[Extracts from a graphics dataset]
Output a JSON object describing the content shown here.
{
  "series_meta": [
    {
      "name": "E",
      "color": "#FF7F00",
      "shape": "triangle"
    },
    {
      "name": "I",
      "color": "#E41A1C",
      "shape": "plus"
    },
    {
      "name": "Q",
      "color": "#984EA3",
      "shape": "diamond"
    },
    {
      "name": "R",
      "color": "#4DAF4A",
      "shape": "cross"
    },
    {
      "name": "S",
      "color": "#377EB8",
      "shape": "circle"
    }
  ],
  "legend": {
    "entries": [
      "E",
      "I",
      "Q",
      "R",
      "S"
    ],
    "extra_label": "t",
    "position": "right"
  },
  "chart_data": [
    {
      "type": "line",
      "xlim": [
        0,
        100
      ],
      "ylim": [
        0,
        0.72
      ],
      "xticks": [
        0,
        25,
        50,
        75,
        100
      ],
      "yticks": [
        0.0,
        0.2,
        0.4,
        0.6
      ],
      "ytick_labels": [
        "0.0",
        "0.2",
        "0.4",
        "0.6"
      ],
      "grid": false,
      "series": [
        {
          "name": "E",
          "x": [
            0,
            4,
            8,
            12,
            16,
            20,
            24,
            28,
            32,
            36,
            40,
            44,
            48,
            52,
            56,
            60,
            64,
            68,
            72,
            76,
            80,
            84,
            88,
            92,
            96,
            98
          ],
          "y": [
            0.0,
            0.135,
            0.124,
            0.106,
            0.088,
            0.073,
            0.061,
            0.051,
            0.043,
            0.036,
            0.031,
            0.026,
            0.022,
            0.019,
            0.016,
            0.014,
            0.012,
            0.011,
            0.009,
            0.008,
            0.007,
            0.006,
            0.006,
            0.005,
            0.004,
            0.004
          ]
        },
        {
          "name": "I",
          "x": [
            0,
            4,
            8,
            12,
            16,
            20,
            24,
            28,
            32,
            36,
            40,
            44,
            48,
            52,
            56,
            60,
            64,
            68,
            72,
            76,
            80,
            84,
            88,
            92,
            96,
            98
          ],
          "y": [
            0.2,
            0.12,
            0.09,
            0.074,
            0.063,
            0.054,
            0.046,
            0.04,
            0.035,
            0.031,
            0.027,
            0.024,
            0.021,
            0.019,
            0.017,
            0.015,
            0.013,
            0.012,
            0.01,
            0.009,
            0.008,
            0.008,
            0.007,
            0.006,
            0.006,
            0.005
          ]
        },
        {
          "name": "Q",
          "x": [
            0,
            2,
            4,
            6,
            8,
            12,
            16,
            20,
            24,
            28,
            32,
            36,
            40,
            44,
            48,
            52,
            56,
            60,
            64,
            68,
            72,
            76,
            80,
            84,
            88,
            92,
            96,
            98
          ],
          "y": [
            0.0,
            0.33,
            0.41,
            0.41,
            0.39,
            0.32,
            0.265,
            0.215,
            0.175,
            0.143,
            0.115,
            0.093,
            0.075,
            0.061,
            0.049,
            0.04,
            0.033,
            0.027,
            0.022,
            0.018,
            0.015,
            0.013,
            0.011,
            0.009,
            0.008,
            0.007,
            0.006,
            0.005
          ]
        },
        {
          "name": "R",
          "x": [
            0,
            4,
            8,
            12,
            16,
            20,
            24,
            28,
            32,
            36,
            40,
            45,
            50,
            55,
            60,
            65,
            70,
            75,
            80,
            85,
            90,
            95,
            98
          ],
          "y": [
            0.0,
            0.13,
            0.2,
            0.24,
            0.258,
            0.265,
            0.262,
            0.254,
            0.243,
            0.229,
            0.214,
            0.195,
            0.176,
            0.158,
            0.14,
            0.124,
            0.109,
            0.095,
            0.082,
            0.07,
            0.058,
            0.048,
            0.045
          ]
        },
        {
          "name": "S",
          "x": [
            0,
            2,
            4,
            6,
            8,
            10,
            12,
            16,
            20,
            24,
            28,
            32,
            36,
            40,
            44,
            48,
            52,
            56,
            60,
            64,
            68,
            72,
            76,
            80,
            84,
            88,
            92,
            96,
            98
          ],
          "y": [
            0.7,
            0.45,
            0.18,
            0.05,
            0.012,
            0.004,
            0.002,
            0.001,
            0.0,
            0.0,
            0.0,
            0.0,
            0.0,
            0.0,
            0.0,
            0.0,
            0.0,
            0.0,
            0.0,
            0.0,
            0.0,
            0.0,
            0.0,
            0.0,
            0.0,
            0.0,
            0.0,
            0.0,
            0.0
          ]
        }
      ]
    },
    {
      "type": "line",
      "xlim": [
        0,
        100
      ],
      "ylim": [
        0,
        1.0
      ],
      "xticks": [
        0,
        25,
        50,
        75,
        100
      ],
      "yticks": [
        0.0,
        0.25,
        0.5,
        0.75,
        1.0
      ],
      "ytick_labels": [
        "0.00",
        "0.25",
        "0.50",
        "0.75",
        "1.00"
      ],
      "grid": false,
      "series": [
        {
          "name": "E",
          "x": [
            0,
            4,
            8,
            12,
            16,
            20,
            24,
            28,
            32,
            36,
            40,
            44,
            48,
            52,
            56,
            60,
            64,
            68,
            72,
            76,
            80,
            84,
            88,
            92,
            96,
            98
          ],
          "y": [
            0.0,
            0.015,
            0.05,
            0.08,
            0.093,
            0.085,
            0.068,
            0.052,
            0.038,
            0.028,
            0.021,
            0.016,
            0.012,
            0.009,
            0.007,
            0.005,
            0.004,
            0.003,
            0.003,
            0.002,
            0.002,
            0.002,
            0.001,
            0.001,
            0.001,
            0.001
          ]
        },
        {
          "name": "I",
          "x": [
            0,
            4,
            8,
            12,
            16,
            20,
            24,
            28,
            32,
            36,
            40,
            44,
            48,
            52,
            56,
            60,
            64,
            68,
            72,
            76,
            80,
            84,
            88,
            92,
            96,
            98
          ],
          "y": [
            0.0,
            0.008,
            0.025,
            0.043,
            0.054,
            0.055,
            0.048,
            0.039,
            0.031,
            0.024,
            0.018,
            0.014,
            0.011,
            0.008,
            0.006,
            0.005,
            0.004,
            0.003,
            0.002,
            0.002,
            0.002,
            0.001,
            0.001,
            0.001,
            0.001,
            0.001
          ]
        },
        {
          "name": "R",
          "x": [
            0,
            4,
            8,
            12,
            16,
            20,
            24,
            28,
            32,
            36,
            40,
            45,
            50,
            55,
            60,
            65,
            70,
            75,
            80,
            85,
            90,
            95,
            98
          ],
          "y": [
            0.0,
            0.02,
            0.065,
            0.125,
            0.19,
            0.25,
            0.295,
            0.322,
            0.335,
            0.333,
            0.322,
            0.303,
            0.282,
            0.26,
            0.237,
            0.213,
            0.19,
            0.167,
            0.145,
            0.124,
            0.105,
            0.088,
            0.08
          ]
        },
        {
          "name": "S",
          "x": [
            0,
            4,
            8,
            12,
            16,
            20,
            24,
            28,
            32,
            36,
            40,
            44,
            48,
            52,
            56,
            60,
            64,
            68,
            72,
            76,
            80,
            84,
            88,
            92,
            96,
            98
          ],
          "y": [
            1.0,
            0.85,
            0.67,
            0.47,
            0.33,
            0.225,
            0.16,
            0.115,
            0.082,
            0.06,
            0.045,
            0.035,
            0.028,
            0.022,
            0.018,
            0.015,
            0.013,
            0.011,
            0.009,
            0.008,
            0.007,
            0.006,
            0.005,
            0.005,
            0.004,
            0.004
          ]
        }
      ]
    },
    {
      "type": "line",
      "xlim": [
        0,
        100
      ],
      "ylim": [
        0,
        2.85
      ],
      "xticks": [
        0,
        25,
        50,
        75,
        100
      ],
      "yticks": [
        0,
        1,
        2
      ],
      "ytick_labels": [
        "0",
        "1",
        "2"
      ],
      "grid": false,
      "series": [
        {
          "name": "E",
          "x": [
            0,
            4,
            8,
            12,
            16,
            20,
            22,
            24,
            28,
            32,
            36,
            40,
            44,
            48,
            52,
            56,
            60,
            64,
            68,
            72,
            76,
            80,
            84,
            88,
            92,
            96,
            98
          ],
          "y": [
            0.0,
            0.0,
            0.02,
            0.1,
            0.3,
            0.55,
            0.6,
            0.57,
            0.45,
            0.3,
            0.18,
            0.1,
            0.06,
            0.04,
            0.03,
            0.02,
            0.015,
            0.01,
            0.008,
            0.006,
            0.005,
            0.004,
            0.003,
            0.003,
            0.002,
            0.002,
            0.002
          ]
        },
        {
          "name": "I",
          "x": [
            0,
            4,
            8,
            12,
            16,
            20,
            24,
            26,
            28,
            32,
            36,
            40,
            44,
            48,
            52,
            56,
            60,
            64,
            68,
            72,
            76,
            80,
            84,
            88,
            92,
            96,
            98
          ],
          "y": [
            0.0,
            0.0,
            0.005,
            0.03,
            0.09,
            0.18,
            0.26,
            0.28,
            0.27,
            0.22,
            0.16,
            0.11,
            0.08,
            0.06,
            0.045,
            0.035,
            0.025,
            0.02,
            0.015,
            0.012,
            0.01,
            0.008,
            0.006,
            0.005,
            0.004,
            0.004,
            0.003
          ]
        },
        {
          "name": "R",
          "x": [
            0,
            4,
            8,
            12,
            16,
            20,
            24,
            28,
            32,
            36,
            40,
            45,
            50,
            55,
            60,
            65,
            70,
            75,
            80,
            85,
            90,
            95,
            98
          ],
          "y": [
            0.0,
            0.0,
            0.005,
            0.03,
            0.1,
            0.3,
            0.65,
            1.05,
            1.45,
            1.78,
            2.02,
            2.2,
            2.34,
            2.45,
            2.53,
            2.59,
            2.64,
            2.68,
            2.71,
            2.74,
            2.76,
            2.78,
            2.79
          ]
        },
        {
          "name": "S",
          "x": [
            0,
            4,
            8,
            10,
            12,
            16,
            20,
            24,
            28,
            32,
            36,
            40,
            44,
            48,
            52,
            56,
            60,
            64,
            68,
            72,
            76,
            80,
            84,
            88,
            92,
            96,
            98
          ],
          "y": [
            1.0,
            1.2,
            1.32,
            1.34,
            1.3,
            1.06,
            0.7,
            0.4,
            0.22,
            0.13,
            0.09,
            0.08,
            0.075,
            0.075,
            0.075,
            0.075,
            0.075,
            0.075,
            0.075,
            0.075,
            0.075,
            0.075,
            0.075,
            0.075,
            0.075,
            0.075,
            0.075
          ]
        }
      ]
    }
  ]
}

§ **What you are asked to do**
Copy each line that contains the word "color".

§ **Solution for this problem**
      "color": "#FF7F00",
      "color": "#E41A1C",
      "color": "#984EA3",
      "color": "#4DAF4A",
      "color": "#377EB8",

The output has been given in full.